Selected passage
Parenting

Ever tried apologizing to your child?? It works…

“I asked you to throw the wrapper in the dustbin and yet here it is lying on the floor, how hard it was to just open the cabinet and throw it directly in the dustbin?” You hear yourself yelling at your child when you suddenly remember it was you who had gone to throw it while on the phone and might have just slipped it out.
So, what next??
You owe an apology.. Wouldn’t you do it if it was not your kid and some adult for that matter?? Yes you would.. So why not apologize to the tiny little human?? Just because he or she is your kid, and you think you will have less respect in reciprocation if you apologize? But that is actually not the case. It is a relationship, and the most important thing in a relationship is to say I Love you and also I am sorry. Your relationship with your kid is like a bud which needs to be groomed to a flower, and sorry pays an important role to it.

So, what difference will it make if we apologize to our children?

1. They will know that there is nothing wrong in saying sorry and it doesn’t make anyone weak:
Apology is a way of saying that what you did was wrong and you will try your best not to do it again. It doesn’t make you weak or inferior to anyone just because you said sorry. It will just mean that you did something you should have not done and you are sorry about that.

2. They will know that most important is to value the relationship:
They will understand that saying a simple sorry will keep the relationship at a higher stand that the ego. They will understand that to keep their own self aside and just accept what they did is wrong is the best thing to make it work. It will not only help them further in the life about also help in the present to accept that the relationships are what is life about and not merely about self.

3. They will learn that anyone can be wrong, and hurt others feelings:
Anyone for that matter, old young, rich poor, big small, can be wrong at any point of time, and just avoiding to say sorry as you think you are superior to other might not be the right thing to do. So, everyone including their parents who are their role models can be wrong. So, this gives them a sense that until and unless you did it deliberately, you can apologize for the wrong things you did and it is totally okay.

4. They will understand that it makes the other person relaxed and happy:
After you scold your child for something he or she did not do, and say sorry once you realize that you were wrong, they will feel happy to hear that apology. In return, they will learn that is is a good thing to apologize as it makes a person happy and love the other person even more as they accepted their mistake.

5. They will know that it is not at all shameful to say sorry when you are wrong:
Accepting your mistake and simply saying sorry is when you will teach your child that is is not at all a disgrace to say sorry to your child. In fact it is a way of showing strength that anyone can be wrong and it is courageous to accept your own mistake.

The next thing is how and when should a parent actually apologize??

1. Apologies can be for small things to big things:
Your child has been asking you to read a book for her since say around 10 minutes, but you have been busy attending a call or may be just taking a shower, when you finally sit and read to her just say “Sorry, I delayed it when you were asking me to read, will read it right away.” This will surely put a smile on her face and the book you will be reading will be more fun to read. It was just a small thing, but it was valued by you, and so your child understood it, and did not mind.

Exercise goal
According to the parenting piece on apologizing to your child, what are the most important things to say in a relationship? The material has nothing to do with the parenting piece above.

Provided data
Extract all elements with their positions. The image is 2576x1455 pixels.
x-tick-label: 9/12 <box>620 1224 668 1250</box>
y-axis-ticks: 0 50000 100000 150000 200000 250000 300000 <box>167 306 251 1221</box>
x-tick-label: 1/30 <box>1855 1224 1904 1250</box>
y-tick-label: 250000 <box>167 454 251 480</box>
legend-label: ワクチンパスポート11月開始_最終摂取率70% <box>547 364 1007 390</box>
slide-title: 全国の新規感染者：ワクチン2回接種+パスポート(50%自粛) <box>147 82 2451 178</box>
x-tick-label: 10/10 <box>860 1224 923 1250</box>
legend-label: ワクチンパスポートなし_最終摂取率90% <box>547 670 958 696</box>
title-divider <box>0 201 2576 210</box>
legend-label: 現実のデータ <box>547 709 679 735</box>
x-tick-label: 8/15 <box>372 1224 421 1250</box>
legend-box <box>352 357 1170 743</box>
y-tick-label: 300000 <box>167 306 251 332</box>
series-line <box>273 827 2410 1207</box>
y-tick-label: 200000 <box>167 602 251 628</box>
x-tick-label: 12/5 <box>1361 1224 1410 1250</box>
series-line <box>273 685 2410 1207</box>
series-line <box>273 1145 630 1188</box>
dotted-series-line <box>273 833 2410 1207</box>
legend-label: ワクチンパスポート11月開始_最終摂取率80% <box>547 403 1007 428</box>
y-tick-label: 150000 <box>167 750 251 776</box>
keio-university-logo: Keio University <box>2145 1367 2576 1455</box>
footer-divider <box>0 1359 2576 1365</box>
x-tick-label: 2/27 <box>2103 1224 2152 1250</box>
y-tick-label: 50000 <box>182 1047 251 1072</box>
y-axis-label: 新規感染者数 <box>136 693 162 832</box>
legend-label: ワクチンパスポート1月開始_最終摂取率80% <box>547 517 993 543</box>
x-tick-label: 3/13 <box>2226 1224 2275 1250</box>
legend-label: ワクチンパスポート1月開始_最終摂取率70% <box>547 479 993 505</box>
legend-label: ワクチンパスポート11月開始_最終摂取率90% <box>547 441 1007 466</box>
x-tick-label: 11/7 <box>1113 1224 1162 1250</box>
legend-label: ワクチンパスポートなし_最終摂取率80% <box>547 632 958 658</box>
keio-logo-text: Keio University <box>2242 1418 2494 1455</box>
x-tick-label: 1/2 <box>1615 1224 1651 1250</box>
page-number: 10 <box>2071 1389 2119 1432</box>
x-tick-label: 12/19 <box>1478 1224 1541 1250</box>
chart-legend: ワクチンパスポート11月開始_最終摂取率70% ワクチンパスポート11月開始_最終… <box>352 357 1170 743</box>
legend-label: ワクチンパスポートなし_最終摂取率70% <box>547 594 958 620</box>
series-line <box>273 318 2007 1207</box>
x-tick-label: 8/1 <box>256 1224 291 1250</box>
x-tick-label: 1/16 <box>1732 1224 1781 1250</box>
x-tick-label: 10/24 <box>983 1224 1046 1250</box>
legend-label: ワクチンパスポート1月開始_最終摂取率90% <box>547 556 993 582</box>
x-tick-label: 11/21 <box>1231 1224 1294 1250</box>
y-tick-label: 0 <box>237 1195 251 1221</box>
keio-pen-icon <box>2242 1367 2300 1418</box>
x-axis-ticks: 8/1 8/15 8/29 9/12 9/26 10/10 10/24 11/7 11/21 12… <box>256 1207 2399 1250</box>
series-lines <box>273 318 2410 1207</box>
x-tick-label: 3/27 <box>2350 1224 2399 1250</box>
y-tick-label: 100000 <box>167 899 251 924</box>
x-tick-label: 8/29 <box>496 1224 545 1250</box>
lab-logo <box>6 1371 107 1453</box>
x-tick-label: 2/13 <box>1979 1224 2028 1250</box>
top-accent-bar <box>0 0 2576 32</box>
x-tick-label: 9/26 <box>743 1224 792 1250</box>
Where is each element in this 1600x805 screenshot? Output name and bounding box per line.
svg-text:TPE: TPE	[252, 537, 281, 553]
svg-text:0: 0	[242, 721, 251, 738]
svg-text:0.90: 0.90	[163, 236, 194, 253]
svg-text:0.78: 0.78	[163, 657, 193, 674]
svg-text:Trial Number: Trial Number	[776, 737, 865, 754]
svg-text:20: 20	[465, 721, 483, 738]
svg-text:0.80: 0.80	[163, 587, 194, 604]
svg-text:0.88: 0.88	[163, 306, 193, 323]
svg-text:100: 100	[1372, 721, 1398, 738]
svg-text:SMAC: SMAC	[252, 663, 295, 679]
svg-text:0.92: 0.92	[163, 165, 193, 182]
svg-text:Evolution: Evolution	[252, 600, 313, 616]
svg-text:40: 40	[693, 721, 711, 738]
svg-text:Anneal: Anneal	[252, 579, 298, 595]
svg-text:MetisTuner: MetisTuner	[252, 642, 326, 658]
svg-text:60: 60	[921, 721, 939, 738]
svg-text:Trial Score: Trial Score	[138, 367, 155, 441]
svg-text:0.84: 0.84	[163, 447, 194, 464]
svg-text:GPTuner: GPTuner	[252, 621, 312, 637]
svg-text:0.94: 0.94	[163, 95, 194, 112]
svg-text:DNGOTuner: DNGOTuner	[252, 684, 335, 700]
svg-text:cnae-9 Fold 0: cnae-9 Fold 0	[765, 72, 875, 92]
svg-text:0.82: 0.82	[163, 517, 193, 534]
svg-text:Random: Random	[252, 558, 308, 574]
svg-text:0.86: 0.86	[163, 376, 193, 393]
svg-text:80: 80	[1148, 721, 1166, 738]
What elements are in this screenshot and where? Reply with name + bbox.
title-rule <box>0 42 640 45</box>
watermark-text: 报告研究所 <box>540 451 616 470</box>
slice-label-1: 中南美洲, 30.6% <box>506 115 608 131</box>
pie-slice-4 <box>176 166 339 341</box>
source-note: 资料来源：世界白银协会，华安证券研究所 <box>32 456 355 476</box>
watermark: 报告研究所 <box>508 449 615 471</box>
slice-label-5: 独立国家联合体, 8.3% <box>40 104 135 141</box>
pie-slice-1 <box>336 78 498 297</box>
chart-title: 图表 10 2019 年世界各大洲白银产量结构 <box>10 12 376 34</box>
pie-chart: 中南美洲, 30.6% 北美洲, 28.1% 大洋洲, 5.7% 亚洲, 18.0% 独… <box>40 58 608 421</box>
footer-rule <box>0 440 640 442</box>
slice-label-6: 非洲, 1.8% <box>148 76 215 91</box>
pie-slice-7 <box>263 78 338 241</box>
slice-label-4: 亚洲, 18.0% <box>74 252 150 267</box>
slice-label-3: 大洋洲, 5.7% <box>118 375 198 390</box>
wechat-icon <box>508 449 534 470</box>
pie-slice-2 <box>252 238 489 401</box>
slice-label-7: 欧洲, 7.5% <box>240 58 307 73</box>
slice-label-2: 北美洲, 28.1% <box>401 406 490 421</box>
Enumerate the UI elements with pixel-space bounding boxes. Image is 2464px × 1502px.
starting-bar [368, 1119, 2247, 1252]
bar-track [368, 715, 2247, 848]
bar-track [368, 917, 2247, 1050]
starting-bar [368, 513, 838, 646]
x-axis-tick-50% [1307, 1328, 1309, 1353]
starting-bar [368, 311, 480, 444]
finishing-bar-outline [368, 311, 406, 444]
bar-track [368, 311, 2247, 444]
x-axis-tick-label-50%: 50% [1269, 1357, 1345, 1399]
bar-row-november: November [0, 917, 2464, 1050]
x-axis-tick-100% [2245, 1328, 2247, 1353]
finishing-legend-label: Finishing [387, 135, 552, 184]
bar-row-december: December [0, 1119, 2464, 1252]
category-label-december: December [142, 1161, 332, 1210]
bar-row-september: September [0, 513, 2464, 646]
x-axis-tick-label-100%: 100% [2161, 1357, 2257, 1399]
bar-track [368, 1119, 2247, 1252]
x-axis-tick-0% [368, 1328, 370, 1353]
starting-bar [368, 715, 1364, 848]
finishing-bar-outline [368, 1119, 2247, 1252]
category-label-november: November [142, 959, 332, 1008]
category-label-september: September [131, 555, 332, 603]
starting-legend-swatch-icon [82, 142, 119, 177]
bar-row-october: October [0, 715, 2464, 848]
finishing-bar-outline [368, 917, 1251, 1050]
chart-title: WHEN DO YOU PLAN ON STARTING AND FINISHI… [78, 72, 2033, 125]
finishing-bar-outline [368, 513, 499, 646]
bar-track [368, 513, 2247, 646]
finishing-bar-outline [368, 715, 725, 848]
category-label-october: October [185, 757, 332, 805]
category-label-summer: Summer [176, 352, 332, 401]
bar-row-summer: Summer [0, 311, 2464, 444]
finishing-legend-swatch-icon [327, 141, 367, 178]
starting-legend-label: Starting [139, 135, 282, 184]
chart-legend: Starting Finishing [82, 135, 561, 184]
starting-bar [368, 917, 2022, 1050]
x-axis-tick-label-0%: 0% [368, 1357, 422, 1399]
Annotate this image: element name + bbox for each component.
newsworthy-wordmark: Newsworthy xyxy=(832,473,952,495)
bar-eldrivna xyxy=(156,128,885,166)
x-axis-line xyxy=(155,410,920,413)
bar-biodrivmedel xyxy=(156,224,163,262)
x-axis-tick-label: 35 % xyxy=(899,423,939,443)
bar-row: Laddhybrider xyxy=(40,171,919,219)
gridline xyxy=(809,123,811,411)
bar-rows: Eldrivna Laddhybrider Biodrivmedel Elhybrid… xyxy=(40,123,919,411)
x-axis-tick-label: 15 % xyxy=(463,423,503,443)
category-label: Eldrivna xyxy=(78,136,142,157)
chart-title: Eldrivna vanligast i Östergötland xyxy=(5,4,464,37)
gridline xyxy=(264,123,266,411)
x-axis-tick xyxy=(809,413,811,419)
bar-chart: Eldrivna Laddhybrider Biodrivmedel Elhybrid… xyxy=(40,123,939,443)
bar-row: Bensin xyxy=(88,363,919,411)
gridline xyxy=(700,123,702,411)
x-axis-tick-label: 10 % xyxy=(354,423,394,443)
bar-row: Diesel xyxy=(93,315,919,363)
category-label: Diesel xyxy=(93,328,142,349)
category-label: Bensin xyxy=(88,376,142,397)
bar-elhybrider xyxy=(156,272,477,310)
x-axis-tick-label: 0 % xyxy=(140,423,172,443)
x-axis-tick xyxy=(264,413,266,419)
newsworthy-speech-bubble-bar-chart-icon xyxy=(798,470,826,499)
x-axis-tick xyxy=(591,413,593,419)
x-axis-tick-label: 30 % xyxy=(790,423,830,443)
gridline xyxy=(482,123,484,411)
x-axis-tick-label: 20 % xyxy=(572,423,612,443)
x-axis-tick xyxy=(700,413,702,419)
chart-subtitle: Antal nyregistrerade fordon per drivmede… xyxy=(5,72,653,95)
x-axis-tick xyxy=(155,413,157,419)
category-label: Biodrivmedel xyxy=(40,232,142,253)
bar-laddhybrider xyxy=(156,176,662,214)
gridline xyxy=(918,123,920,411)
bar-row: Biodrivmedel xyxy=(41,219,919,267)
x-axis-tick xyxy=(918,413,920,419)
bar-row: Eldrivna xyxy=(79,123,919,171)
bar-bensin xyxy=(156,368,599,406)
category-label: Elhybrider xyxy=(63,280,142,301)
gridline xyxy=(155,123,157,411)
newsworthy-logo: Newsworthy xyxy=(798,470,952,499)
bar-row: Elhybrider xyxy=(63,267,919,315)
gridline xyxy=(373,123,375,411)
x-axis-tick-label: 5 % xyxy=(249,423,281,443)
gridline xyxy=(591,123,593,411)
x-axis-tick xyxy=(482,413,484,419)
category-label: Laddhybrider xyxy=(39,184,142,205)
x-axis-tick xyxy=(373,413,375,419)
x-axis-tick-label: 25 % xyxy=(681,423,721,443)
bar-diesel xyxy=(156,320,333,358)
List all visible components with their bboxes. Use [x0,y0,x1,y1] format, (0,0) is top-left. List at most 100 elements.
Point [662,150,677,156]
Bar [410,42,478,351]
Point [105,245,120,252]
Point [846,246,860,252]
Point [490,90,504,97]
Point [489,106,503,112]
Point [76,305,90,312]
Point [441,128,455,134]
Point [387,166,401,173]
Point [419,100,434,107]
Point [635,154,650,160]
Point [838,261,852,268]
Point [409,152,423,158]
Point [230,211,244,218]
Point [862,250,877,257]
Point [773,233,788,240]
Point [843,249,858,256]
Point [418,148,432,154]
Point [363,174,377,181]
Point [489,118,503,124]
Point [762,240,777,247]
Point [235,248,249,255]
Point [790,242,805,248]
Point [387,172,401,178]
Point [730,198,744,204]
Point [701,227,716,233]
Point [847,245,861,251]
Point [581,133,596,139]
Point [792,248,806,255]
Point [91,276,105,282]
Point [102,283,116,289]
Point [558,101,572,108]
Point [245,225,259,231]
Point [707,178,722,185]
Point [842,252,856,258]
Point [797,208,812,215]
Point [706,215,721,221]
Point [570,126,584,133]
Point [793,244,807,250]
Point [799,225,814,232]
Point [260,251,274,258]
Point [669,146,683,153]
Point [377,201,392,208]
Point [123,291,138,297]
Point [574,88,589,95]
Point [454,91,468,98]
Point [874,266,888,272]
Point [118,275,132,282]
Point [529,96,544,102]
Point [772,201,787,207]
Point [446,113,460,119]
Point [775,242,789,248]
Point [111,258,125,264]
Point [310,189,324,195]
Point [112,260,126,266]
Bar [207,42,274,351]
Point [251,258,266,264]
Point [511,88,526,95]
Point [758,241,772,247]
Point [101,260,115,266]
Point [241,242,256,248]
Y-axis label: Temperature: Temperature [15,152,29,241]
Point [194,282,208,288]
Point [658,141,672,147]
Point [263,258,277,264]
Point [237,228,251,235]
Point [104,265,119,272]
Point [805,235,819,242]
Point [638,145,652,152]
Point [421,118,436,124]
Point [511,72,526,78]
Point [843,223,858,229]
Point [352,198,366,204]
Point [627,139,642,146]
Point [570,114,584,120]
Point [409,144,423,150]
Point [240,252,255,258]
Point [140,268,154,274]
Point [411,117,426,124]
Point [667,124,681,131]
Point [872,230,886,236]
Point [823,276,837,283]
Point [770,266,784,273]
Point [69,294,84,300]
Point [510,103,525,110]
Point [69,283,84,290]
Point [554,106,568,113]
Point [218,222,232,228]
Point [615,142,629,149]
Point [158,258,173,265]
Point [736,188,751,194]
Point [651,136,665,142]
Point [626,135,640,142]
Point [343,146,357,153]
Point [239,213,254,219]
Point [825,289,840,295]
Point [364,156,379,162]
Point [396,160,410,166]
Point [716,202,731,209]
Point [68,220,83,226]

Output of the task
"I love you" and "I am sorry."